Items drawn from a data source:
_ _ _

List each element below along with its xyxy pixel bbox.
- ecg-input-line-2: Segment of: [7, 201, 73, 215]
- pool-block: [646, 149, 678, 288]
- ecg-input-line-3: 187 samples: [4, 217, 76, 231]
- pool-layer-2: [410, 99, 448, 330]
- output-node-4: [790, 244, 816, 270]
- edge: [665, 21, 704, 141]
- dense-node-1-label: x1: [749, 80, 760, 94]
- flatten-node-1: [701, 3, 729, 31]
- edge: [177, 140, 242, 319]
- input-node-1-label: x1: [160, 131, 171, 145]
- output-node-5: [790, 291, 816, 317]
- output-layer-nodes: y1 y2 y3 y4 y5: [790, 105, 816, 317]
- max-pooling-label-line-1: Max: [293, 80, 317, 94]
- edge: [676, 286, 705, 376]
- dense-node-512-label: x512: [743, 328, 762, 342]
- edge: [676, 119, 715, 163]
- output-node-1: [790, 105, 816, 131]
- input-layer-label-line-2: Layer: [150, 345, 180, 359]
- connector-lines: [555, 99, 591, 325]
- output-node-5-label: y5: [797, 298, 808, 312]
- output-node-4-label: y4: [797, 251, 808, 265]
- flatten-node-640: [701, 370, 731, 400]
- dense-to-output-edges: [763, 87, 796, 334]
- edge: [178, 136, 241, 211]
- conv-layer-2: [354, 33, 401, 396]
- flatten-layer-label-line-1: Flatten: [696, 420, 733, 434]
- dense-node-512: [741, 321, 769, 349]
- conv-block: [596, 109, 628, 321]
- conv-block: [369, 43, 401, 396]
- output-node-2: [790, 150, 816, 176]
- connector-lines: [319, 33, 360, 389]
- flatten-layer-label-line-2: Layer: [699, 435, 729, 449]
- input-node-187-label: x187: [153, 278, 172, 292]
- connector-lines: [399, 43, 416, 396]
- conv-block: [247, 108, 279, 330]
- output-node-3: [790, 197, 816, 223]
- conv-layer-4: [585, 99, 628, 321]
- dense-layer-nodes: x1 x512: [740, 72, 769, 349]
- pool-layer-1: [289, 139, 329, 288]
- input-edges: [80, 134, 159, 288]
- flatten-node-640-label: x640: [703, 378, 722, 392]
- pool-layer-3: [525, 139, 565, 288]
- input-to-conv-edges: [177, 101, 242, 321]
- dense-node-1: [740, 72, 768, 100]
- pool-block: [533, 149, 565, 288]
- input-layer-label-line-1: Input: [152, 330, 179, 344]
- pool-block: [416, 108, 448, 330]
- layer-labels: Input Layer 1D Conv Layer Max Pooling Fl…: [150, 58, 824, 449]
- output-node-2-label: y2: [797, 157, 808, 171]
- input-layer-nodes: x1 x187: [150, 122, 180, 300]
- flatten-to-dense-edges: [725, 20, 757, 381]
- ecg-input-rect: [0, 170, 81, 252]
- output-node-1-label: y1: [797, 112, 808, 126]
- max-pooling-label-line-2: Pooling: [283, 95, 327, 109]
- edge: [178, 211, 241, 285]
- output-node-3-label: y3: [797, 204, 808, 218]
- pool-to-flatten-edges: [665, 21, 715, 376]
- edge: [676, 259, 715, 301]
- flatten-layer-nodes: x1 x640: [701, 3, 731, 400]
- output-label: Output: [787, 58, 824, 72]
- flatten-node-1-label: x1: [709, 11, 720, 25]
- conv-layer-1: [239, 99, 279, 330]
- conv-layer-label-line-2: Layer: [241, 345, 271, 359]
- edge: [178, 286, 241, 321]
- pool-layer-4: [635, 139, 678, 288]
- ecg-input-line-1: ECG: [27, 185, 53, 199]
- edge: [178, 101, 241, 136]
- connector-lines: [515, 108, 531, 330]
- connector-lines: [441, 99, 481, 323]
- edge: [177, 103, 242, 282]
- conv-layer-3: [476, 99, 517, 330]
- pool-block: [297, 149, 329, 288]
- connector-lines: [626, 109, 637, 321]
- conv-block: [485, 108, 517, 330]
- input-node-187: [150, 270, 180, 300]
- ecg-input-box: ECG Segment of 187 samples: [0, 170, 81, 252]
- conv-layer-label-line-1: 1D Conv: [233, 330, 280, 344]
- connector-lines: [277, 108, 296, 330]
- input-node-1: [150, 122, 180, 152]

_ _ _

Reproduce the records above without alteration, from their first line through the line containing "- pool-block: [416, 108, 448, 330]", with both of those lines included.

-- OUTPUT OF THE EXERCISE --
List each element below along with its xyxy pixel bbox.
- ecg-input-line-2: Segment of: [7, 201, 73, 215]
- pool-block: [646, 149, 678, 288]
- ecg-input-line-3: 187 samples: [4, 217, 76, 231]
- pool-layer-2: [410, 99, 448, 330]
- output-node-4: [790, 244, 816, 270]
- edge: [665, 21, 704, 141]
- dense-node-1-label: x1: [749, 80, 760, 94]
- flatten-node-1: [701, 3, 729, 31]
- edge: [177, 140, 242, 319]
- input-node-1-label: x1: [160, 131, 171, 145]
- output-node-5: [790, 291, 816, 317]
- output-layer-nodes: y1 y2 y3 y4 y5: [790, 105, 816, 317]
- max-pooling-label-line-1: Max: [293, 80, 317, 94]
- edge: [676, 286, 705, 376]
- dense-node-512-label: x512: [743, 328, 762, 342]
- edge: [676, 119, 715, 163]
- output-node-1: [790, 105, 816, 131]
- input-layer-label-line-2: Layer: [150, 345, 180, 359]
- connector-lines: [555, 99, 591, 325]
- output-node-5-label: y5: [797, 298, 808, 312]
- output-node-4-label: y4: [797, 251, 808, 265]
- flatten-node-640: [701, 370, 731, 400]
- dense-to-output-edges: [763, 87, 796, 334]
- edge: [178, 136, 241, 211]
- conv-layer-2: [354, 33, 401, 396]
- flatten-layer-label-line-1: Flatten: [696, 420, 733, 434]
- dense-node-512: [741, 321, 769, 349]
- conv-block: [596, 109, 628, 321]
- conv-block: [369, 43, 401, 396]
- output-node-2: [790, 150, 816, 176]
- connector-lines: [319, 33, 360, 389]
- flatten-layer-label-line-2: Layer: [699, 435, 729, 449]
- input-node-187-label: x187: [153, 278, 172, 292]
- connector-lines: [399, 43, 416, 396]
- conv-block: [247, 108, 279, 330]
- output-node-3: [790, 197, 816, 223]
- conv-layer-4: [585, 99, 628, 321]
- dense-layer-nodes: x1 x512: [740, 72, 769, 349]
- pool-layer-1: [289, 139, 329, 288]
- input-edges: [80, 134, 159, 288]
- flatten-node-640-label: x640: [703, 378, 722, 392]
- pool-layer-3: [525, 139, 565, 288]
- input-to-conv-edges: [177, 101, 242, 321]
- dense-node-1: [740, 72, 768, 100]
- pool-block: [533, 149, 565, 288]
- input-layer-label-line-1: Input: [152, 330, 179, 344]
- pool-block: [416, 108, 448, 330]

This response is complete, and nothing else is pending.